• [WHAT TO DO] Find each line with the string "phase" and copy it.

• [RAW DATA]
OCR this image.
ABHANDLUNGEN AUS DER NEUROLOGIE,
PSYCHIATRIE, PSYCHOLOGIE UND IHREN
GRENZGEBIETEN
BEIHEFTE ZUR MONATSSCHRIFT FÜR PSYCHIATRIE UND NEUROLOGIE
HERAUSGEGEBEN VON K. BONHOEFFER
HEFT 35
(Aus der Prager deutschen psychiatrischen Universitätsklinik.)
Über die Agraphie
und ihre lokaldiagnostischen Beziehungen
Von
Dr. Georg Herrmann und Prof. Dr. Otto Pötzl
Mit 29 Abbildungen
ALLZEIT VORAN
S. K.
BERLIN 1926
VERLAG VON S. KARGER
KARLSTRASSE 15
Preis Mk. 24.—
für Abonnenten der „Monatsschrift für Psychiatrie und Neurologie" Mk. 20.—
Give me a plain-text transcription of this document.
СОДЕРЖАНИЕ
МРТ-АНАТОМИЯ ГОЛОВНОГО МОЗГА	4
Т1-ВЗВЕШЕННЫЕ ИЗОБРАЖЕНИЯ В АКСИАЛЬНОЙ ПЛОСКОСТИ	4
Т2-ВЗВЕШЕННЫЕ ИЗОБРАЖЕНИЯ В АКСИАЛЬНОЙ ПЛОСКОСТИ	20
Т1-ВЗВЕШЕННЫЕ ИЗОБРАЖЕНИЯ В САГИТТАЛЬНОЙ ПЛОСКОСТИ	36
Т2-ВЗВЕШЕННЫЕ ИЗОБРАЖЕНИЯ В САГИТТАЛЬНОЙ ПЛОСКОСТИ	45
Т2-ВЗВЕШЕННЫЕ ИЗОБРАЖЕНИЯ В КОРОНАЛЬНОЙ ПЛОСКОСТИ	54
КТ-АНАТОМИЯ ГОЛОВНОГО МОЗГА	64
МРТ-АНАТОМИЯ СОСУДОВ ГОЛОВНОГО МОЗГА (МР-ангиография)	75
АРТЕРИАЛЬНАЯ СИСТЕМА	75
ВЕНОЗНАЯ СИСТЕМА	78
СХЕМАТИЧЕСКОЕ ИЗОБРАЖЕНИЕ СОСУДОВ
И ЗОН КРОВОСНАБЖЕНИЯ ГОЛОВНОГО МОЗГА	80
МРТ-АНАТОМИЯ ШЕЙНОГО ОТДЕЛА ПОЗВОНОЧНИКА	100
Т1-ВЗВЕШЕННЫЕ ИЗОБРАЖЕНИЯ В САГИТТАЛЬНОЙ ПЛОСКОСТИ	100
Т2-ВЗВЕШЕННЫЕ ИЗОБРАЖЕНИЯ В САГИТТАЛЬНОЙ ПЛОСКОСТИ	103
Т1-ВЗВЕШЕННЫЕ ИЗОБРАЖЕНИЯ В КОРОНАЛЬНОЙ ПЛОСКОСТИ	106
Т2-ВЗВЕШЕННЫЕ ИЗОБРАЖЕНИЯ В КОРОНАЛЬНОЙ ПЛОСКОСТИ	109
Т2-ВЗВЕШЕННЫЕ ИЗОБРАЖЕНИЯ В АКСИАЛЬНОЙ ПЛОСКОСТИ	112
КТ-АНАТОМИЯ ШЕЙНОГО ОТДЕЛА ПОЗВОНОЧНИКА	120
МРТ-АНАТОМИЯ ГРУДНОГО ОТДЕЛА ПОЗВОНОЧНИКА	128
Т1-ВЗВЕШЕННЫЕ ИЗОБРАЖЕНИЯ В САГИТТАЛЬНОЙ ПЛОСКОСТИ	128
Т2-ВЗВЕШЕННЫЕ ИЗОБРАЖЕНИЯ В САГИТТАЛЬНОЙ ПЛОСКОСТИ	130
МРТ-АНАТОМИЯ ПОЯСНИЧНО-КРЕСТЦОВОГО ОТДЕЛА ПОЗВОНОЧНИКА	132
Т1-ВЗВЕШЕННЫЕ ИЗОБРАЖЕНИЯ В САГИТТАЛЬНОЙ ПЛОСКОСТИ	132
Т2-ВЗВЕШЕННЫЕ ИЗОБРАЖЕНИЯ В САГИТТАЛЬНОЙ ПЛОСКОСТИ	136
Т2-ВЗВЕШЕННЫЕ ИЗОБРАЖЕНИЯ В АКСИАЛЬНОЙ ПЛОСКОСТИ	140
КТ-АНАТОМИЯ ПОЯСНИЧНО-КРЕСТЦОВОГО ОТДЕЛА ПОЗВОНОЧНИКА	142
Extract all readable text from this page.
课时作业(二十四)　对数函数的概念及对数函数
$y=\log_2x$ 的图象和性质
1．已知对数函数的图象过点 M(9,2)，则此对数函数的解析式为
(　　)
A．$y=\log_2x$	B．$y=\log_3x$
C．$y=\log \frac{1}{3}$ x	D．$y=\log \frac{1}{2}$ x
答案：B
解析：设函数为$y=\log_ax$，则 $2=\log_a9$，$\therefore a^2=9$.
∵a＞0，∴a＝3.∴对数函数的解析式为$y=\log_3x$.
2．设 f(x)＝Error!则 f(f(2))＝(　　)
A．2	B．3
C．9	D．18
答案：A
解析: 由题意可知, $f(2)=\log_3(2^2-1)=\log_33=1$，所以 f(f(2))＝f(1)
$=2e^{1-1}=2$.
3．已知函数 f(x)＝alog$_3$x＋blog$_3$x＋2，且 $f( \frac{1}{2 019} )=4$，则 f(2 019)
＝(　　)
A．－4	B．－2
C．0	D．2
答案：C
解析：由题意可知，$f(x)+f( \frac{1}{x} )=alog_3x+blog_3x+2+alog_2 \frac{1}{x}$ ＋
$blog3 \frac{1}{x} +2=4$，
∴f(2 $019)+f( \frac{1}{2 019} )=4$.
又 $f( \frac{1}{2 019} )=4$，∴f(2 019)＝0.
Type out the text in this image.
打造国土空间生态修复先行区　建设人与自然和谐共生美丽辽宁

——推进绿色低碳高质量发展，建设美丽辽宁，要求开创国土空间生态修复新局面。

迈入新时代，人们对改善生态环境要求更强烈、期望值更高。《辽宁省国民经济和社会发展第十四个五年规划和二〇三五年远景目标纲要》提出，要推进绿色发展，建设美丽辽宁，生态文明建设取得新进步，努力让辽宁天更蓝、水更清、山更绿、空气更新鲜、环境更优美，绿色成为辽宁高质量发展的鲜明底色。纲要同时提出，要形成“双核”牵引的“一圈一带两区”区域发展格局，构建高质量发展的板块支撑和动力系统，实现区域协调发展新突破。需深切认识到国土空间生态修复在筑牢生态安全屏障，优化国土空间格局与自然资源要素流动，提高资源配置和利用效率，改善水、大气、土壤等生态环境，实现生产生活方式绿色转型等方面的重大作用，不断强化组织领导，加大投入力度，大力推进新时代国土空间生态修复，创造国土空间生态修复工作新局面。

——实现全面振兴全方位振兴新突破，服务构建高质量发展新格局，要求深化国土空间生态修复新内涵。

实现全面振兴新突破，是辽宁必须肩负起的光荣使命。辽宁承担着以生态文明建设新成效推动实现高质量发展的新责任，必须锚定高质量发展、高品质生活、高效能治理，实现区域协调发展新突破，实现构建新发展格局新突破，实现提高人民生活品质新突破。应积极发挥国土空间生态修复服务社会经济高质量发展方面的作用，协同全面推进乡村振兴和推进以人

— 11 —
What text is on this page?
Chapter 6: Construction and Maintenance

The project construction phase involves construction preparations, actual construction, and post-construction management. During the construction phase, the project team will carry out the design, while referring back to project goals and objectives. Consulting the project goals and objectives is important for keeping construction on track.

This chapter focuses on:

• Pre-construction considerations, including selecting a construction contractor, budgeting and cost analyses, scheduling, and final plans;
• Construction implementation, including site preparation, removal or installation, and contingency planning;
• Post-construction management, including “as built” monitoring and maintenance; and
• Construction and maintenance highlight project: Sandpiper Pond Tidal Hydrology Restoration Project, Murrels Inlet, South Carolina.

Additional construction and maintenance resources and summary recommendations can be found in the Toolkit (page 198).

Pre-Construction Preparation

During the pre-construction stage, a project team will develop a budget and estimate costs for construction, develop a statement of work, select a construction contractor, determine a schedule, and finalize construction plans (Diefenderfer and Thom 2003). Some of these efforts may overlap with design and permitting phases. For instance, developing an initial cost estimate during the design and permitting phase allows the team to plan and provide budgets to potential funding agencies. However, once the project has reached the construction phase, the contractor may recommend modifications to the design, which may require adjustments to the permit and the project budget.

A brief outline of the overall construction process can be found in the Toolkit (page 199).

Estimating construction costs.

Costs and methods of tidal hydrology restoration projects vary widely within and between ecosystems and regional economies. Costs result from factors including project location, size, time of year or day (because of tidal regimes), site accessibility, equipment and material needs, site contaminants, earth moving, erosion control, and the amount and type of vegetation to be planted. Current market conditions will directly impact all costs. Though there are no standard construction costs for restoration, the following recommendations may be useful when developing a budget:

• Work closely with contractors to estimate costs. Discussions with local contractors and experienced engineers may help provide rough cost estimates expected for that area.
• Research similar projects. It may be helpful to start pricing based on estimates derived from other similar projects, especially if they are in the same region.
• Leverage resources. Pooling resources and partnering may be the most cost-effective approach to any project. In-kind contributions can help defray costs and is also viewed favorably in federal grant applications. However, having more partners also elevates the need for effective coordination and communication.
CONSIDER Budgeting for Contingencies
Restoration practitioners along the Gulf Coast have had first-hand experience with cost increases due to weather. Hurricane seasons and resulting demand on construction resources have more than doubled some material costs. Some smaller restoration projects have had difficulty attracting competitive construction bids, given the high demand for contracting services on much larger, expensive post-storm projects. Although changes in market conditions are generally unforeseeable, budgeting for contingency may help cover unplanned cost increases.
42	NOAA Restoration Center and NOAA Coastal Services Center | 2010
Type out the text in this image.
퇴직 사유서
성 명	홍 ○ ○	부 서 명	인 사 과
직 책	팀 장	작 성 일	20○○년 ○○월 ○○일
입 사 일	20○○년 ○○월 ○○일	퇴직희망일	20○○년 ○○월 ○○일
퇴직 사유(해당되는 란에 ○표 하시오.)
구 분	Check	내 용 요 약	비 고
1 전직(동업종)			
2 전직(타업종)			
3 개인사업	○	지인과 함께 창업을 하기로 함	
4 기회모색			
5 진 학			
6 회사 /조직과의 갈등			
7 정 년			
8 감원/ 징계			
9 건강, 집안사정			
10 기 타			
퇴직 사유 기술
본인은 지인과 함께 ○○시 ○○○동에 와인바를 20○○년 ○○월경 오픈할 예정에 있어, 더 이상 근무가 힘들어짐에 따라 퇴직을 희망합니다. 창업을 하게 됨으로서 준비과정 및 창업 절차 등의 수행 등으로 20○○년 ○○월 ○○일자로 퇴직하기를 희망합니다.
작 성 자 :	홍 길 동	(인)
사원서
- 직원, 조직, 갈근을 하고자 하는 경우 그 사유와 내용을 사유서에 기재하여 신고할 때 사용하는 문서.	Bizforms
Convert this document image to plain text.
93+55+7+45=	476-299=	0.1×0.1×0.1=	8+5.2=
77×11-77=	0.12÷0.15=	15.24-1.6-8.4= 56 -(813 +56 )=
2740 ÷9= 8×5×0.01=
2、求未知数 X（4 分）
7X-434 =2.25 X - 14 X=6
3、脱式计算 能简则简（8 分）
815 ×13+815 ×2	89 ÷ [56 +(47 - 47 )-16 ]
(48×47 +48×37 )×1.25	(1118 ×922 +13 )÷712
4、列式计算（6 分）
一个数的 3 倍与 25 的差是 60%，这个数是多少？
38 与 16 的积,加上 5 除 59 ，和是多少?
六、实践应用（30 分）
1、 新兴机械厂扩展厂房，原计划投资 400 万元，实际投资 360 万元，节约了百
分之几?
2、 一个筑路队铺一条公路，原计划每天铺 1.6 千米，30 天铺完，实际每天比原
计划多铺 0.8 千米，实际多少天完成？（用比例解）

• [THE OUTPUT]
The project construction phase involves construction preparations, actual construction, and post-construction management. During the construction phase, the project team will carry out the design, while referring back to project goals and objectives. Consulting the project goals and objectives is important for keeping construction on track.
During the pre-construction stage, a project team will develop a budget and estimate costs for construction, develop a statement of work, select a construction contractor, determine a schedule, and finalize construction plans (Diefenderfer and Thom 2003). Some of these efforts may overlap with design and permitting phases. For instance, developing an initial cost estimate during the design and permitting phase allows the team to plan and provide budgets to potential funding agencies. However, once the project has reached the construction phase, the contractor may recommend modifications to the design, which may require adjustments to the permit and the project budget.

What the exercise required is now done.